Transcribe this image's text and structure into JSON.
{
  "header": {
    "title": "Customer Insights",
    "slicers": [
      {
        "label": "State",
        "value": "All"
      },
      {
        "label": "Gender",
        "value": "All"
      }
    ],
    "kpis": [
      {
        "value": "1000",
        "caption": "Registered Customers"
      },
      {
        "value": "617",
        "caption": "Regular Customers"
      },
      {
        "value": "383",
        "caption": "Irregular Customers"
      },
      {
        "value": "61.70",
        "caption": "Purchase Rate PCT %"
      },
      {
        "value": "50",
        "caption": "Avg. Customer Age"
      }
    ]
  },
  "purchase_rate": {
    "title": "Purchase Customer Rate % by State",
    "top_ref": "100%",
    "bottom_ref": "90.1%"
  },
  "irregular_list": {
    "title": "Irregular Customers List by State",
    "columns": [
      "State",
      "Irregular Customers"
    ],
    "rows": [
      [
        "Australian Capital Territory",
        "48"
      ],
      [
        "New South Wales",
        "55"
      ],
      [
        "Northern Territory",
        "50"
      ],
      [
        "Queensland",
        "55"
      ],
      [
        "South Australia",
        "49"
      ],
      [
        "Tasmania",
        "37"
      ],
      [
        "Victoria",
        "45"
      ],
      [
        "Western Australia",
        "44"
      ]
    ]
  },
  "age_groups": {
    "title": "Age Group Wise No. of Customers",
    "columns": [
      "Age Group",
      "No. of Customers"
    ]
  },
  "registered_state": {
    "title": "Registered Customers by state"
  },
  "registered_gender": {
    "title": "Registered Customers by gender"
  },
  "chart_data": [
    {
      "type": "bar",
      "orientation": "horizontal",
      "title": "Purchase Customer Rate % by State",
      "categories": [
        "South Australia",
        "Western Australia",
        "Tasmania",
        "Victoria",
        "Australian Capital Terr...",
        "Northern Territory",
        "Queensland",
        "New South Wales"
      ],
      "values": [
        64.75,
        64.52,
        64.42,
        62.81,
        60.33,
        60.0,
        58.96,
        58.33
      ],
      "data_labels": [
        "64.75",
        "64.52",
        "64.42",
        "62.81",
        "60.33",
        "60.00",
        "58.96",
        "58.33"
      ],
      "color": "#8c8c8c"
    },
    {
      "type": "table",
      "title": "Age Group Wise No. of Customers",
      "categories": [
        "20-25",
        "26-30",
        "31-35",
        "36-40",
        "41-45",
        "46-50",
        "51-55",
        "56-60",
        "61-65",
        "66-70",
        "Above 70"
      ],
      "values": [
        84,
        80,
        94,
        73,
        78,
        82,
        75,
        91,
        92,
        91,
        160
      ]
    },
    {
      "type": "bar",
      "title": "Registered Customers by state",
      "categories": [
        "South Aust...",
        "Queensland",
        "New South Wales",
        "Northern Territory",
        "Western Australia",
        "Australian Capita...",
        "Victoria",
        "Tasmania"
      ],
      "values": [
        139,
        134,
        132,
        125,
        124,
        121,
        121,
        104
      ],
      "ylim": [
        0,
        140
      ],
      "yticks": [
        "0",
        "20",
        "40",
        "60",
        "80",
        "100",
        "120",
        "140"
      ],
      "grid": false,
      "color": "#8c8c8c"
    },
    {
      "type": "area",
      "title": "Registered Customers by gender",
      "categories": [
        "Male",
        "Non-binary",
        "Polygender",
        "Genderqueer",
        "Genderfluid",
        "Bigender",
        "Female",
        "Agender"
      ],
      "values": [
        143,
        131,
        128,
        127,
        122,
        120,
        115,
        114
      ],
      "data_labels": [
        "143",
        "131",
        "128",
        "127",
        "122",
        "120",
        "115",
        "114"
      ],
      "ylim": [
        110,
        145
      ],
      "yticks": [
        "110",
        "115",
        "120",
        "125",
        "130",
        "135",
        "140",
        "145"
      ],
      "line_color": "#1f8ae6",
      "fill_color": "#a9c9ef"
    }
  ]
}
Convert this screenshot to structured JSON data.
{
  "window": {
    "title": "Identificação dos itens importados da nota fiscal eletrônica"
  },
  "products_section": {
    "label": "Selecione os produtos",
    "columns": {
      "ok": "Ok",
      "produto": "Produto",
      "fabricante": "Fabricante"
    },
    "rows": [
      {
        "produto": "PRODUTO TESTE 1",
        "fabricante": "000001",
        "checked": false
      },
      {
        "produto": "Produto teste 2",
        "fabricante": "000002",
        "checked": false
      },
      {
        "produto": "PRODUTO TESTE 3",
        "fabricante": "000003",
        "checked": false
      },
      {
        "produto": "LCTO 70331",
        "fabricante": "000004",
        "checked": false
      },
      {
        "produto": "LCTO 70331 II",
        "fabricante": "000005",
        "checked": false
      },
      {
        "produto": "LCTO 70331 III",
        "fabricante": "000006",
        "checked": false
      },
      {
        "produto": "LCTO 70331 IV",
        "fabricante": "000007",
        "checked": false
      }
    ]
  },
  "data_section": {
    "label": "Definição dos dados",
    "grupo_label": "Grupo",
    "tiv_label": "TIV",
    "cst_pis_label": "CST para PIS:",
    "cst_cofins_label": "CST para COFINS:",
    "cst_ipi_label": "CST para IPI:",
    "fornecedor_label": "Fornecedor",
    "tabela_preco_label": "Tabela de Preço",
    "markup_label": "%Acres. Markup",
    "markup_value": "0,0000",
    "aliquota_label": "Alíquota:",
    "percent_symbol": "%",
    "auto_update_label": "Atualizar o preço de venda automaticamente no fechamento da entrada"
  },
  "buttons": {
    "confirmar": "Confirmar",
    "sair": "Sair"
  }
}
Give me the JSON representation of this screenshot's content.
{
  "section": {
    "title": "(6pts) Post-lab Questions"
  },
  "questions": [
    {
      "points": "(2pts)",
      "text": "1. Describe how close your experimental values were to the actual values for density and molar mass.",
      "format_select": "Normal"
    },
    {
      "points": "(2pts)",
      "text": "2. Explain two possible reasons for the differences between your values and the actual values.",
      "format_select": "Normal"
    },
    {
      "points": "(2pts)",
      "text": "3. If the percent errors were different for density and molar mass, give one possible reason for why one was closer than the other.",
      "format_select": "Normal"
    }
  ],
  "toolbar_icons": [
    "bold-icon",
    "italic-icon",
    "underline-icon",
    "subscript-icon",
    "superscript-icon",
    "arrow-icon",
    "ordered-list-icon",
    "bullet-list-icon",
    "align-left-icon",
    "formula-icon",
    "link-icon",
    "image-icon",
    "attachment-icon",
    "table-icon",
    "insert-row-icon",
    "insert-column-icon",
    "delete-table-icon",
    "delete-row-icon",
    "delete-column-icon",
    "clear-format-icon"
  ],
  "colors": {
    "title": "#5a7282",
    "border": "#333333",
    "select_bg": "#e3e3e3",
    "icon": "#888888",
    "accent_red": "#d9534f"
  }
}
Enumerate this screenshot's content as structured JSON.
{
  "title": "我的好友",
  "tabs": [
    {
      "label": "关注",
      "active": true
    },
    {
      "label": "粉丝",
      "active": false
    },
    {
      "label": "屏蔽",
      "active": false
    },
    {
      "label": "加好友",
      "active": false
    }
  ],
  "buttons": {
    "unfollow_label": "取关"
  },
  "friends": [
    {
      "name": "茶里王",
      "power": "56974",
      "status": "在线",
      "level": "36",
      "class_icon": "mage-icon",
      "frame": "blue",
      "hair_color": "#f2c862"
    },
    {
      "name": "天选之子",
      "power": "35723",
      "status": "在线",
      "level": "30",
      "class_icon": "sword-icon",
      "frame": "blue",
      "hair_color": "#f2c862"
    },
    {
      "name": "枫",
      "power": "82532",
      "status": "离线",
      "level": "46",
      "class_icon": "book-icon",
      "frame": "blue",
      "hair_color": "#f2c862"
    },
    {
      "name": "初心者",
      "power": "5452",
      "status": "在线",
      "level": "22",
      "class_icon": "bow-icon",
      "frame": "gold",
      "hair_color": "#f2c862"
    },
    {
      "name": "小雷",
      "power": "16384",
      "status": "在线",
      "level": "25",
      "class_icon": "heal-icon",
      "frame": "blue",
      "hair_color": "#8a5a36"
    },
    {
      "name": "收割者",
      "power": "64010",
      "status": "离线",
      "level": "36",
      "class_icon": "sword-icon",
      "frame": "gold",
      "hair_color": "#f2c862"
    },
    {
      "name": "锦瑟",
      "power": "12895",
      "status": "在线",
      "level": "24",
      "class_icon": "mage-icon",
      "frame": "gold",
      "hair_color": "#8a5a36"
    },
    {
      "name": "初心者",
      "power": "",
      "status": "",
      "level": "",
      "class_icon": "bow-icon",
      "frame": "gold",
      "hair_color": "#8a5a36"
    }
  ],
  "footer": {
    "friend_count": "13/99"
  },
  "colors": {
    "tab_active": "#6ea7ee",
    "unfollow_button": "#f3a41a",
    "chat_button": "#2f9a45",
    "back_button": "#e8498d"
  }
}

===

- TASK PROMPT:
State the number of lines in the preceding entries that include the word "structured". Provide nothing else.

- EXERCISE ANSWER:
2